# What the exercise asks:
Restate the listing below word for word, omitting any images.

■ ■ ■ ■ ■

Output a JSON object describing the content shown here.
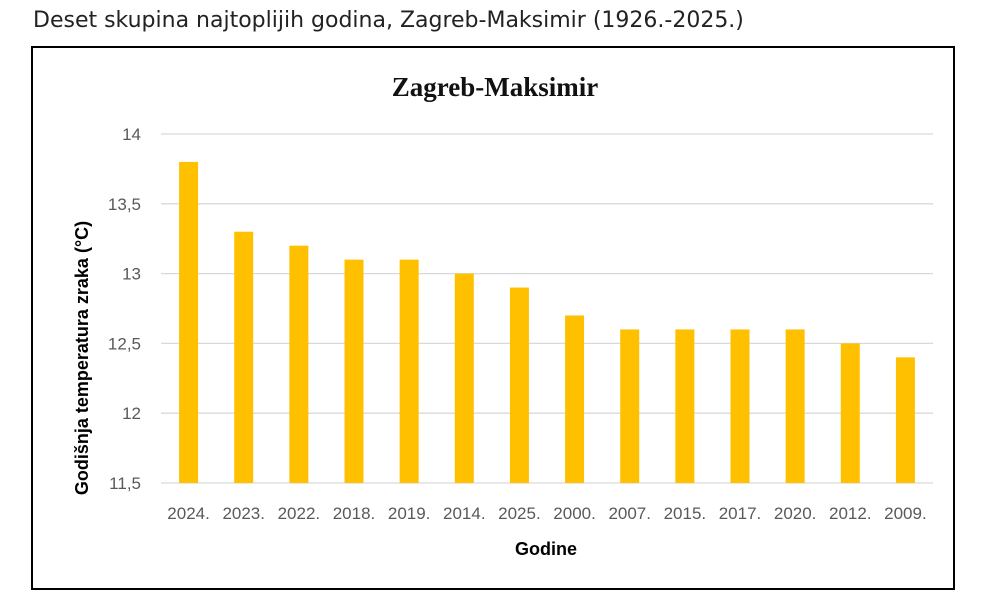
{
  "header": {
    "title": "Deset skupina najtoplijih godina, Zagreb-Maksimir (1926.-2025.)"
  },
  "colors": {
    "bar": "#FFC000",
    "grid": "#D9D9D9",
    "tick_text": "#595959"
  },
  "chart_data": {
    "type": "bar",
    "title": "Zagreb-Maksimir",
    "xlabel": "Godine",
    "ylabel": "Godišnja  temperatura zraka (°C)",
    "categories": [
      "2024.",
      "2023.",
      "2022.",
      "2018.",
      "2019.",
      "2014.",
      "2025.",
      "2000.",
      "2007.",
      "2015.",
      "2017.",
      "2020.",
      "2012.",
      "2009."
    ],
    "values": [
      13.8,
      13.3,
      13.2,
      13.1,
      13.1,
      13.0,
      12.9,
      12.7,
      12.6,
      12.6,
      12.6,
      12.6,
      12.5,
      12.4
    ],
    "ylim": [
      11.5,
      14
    ],
    "yticks": [
      11.5,
      12,
      12.5,
      13,
      13.5,
      14
    ],
    "ytick_labels": [
      "11,5",
      "12",
      "12,5",
      "13",
      "13,5",
      "14"
    ],
    "grid": true,
    "legend": "none"
  }
}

■ ■ ■ ■ ■

# Output of the exercise:
Output a JSON object describing the content shown here.
{
  "header": {
    "title": "Deset skupina najtoplijih godina, Zagreb-Maksimir (1926.-2025.)"
  },
  "colors": {
    "bar": "#FFC000",
    "grid": "#D9D9D9",
    "tick_text": "#595959"
  },
  "chart_data": {
    "type": "bar",
    "title": "Zagreb-Maksimir",
    "xlabel": "Godine",
    "ylabel": "Godišnja  temperatura zraka (°C)",
    "categories": [
      "2024.",
      "2023.",
      "2022.",
      "2018.",
      "2019.",
      "2014.",
      "2025.",
      "2000.",
      "2007.",
      "2015.",
      "2017.",
      "2020.",
      "2012.",
      "2009."
    ],
    "values": [
      13.8,
      13.3,
      13.2,
      13.1,
      13.1,
      13.0,
      12.9,
      12.7,
      12.6,
      12.6,
      12.6,
      12.6,
      12.5,
      12.4
    ],
    "ylim": [
      11.5,
      14
    ],
    "yticks": [
      11.5,
      12,
      12.5,
      13,
      13.5,
      14
    ],
    "ytick_labels": [
      "11,5",
      "12",
      "12,5",
      "13",
      "13,5",
      "14"
    ],
    "grid": true,
    "legend": "none"
  }
}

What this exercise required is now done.